What to produce: Only the number is wanted: tally the lines below that contain the word "occurrence".

-- START Exercise material --

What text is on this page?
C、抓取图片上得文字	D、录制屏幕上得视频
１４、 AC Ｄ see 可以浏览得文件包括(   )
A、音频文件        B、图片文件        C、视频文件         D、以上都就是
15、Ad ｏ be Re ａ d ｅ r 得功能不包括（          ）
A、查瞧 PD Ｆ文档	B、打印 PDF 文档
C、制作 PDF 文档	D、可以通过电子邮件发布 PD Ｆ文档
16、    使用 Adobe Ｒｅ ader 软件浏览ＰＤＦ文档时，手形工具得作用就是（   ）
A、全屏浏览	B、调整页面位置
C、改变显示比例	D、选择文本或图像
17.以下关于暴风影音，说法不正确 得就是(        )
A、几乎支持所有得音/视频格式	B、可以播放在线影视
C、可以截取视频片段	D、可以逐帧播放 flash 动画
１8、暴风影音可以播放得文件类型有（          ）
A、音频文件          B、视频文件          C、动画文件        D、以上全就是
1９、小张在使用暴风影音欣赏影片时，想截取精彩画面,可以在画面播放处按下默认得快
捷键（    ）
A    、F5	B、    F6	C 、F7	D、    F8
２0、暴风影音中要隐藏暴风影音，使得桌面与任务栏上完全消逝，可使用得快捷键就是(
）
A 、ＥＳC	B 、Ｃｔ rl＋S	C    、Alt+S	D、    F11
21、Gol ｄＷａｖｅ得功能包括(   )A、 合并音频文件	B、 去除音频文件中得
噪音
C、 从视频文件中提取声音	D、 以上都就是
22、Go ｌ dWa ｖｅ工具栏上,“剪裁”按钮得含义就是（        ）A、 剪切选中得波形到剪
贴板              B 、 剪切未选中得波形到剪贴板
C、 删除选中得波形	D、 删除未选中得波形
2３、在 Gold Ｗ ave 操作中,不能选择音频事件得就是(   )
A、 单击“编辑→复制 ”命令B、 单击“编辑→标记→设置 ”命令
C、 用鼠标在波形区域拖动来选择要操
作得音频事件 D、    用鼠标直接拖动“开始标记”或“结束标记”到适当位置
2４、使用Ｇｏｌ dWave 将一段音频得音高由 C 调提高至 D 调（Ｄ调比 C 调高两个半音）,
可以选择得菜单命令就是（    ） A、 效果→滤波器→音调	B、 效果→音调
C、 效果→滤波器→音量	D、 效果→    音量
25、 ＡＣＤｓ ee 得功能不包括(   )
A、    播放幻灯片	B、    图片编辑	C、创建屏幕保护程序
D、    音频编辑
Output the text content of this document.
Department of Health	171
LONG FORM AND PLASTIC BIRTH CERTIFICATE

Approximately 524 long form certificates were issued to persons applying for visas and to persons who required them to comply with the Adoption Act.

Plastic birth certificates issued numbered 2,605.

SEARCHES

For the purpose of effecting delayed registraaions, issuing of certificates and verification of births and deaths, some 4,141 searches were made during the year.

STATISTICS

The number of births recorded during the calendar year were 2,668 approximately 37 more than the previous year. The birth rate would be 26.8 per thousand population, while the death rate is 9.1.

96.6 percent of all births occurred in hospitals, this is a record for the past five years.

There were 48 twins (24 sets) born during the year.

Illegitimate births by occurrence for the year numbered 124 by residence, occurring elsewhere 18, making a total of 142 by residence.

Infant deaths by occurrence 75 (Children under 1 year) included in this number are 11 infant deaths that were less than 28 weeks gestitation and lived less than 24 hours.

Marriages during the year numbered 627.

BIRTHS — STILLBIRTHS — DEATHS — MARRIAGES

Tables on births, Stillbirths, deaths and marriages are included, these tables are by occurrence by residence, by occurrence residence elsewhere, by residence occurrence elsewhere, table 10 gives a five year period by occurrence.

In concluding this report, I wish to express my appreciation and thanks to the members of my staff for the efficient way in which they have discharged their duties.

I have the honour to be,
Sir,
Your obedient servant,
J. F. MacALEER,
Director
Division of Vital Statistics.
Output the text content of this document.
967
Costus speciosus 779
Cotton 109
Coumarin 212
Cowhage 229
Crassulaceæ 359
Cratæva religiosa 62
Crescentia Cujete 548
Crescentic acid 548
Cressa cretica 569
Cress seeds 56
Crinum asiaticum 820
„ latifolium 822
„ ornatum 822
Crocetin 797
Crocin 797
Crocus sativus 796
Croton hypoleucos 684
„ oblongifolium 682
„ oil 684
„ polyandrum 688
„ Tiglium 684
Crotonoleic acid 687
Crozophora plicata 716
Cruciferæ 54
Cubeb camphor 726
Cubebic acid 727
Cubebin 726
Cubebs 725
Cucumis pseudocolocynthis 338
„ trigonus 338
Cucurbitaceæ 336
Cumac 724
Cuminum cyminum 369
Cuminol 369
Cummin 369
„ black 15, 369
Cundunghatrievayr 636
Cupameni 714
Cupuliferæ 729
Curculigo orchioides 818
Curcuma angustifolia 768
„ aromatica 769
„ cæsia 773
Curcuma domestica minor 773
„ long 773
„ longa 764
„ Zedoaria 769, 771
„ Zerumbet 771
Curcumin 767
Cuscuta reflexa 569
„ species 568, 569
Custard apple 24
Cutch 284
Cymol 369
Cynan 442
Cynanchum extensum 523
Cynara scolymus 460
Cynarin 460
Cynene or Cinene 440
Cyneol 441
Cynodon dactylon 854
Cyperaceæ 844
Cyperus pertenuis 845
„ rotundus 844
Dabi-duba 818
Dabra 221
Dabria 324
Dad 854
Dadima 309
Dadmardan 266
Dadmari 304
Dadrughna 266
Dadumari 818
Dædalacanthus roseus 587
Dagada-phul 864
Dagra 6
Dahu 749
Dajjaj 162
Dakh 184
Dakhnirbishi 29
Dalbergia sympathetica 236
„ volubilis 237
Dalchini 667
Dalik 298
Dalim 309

-- END Exercise material --

Solution below: 3